### The task
In the passage below on constants in Rust patterns, reproduce word for word the portion that begins with the words containing "To follow this" and ends with "than desugared patterns?".

==== Supplied passage ====

We could also make the trait safe if we treat the structural match check like a lint.

This restriction, when implemented as a hard error, ensures that option 1 is forward-compatible with option 2.

Changes from today's behavior

To desugar consts into patterns we need to either reject raw pointer values or consider them legal "leaf patterns" (which likely means we need to permit constructing valtrees with raw pointers, since pattern construction goes through valtrees).
At least the pointer_structural_match lint should be made a hard error.

If we want the structural match check to be a hard error, the indirect_structural_match future-compat lint also has to be turned into a hard error.
If we want to be able to analyze whether a value is recursively structural-match without computing it (using logic similar to how we determine whether a const value needs dropping), we need to make nontrivial_structural_match a hard error; but we could alternatively just say that we will compute the value of the constant and check that as basis for the hard error/lint.
(We have to compute that value anyway.)

To follow this design we also have to change the behavior of some existing code such as this one, where currently one can tell that we are not actually desugaring consts to native patterns.
This code already has a future-incompat lint (and has had it for a long time), so we could avoid silently changing semantics by making such code a hard error instead.

Option 2: Desugar to ==

The alternative to the above is to say that constants used as patterns behave like ==, and everything else is linting and quality-of-life improvements.

Why would we explain consts-in-patterns via == rather than desugared patterns?
We already allow using floats in patterns without any constants being involved (this has worked since Rust 1.0, though we started linting against it at some point many years ago), and that uses == semantics rather than "exact bitwise equality" and one can argue about whether this is "structural".
We also allow raw pointers to sized types and don't even lint against that; whether one considers == on *const u8 to be "structural" is probably a matter of opinion arguably that type doesn't really have any "structure", and its notion of equality is a very low-level machine detail.
So saying that all consts use == is not a total surprise.
(OTOH, as discussed above, if we restrict this to "integer pointers" then raw pointer equality can be argued to be structural.)

One big advantage of this option is that we will be able to allow matching against generic consts, associated consts of generic types, and other consts whose value we cannot know at MIR building time.

One big downside is that if people expect consts in patterns to behave as if they desugar to a pattern, then they are not getting the semantics they are expecting.
Generally people might be expecting stricter equality from match as what == provides.
(However, if that's the deciding argument, we should do something about matching on floats, and possible raw pointers as well.)
People also expressed the opinion that match behavior should never depend on user-defined code like custom ==.

We can of course still detect and lint against "non-structural-match" cases where if the final value were to be written as a pattern, it would behave differently (at least we can do that for consts whose value we can compute).
This would somewhat preserve the spirit of RFC 1445.

==== Record list ====

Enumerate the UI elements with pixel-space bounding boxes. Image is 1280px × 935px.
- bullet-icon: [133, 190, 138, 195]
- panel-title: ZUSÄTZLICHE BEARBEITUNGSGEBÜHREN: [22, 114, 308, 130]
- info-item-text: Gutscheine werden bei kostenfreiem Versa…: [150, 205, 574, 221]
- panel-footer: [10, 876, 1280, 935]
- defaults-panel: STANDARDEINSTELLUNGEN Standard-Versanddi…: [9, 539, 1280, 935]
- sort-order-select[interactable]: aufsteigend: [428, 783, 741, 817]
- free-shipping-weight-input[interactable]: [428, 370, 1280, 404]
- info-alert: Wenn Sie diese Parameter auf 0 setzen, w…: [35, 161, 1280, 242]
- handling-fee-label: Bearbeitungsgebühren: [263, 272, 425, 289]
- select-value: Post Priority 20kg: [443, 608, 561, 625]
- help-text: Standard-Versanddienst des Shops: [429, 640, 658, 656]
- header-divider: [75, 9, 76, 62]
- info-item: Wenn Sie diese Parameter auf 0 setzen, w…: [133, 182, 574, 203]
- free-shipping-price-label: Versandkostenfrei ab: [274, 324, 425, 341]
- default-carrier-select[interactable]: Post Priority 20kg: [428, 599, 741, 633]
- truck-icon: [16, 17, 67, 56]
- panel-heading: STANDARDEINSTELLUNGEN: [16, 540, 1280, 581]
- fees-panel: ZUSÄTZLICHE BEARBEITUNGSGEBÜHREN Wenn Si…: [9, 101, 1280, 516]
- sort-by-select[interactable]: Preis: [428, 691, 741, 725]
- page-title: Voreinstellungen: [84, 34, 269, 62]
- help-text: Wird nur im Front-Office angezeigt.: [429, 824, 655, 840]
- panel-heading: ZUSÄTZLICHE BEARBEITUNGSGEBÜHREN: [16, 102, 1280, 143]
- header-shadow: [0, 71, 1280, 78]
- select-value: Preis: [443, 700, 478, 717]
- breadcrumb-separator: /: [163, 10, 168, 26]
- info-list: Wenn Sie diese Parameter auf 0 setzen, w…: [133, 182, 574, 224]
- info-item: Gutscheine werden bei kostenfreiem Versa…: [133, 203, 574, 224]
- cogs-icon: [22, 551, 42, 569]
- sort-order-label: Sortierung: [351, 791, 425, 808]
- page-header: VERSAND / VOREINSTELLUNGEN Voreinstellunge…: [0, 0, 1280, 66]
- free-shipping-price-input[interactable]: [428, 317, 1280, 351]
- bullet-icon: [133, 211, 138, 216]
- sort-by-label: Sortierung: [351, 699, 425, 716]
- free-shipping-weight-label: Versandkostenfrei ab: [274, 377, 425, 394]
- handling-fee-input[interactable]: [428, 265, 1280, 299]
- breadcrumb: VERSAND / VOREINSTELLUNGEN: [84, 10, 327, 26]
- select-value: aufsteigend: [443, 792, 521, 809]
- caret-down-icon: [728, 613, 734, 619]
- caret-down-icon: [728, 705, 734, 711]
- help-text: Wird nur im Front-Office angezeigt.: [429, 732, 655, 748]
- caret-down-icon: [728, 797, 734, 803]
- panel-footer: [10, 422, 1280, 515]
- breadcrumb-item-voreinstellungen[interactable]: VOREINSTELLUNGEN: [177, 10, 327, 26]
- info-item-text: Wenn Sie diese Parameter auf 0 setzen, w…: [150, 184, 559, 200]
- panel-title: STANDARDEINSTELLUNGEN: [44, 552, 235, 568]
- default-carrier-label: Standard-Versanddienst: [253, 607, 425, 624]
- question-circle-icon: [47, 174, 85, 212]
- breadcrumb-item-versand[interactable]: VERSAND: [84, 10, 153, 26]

====

### Response
To follow this design we also have to change the behavior of some existing code such as this one, where currently one can tell that we are not actually desugaring consts to native patterns.
This code already has a future-incompat lint (and has had it for a long time), so we could avoid silently changing semantics by making such code a hard error instead.

Option 2: Desugar to ==

The alternative to the above is to say that constants used as patterns behave like ==, and everything else is linting and quality-of-life improvements.

Why would we explain consts-in-patterns via == rather than desugared patterns?